What you have to do: From the records, pick out and copy each line containing "title".

Records provided:

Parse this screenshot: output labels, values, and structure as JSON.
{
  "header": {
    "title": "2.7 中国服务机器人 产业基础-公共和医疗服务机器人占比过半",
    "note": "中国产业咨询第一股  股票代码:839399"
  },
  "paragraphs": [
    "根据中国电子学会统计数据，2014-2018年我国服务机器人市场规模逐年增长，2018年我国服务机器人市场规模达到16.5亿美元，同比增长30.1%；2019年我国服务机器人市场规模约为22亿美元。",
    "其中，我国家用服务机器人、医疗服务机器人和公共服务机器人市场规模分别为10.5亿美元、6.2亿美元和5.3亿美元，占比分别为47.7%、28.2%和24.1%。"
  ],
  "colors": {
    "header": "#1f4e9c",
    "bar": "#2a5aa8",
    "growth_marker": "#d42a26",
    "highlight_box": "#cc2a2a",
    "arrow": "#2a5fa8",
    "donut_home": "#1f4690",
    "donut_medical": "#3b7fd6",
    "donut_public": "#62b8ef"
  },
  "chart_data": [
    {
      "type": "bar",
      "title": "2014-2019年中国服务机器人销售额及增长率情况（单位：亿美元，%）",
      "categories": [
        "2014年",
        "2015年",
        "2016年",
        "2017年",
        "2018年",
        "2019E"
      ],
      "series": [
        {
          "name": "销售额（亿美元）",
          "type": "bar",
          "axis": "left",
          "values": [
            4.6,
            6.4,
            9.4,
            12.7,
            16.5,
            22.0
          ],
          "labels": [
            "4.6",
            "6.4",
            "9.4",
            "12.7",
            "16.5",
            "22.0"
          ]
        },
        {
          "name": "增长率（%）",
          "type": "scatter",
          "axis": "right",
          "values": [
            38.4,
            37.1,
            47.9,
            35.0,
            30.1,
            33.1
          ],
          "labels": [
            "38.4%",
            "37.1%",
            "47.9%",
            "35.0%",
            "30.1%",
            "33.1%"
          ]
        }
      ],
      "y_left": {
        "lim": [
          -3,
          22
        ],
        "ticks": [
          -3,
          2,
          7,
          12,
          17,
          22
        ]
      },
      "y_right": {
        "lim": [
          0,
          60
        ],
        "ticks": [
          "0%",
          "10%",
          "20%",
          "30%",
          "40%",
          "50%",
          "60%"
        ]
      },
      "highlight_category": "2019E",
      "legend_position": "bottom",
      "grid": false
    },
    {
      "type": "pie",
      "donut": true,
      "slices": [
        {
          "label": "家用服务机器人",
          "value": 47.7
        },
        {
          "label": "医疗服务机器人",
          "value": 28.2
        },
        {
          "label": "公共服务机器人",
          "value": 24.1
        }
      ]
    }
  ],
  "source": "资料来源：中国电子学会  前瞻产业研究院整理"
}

Solution:
    "title": "2.7 中国服务机器人 产业基础-公共和医疗服务机器人占比过半",
      "title": "2014-2019年中国服务机器人销售额及增长率情况（单位：亿美元，%）",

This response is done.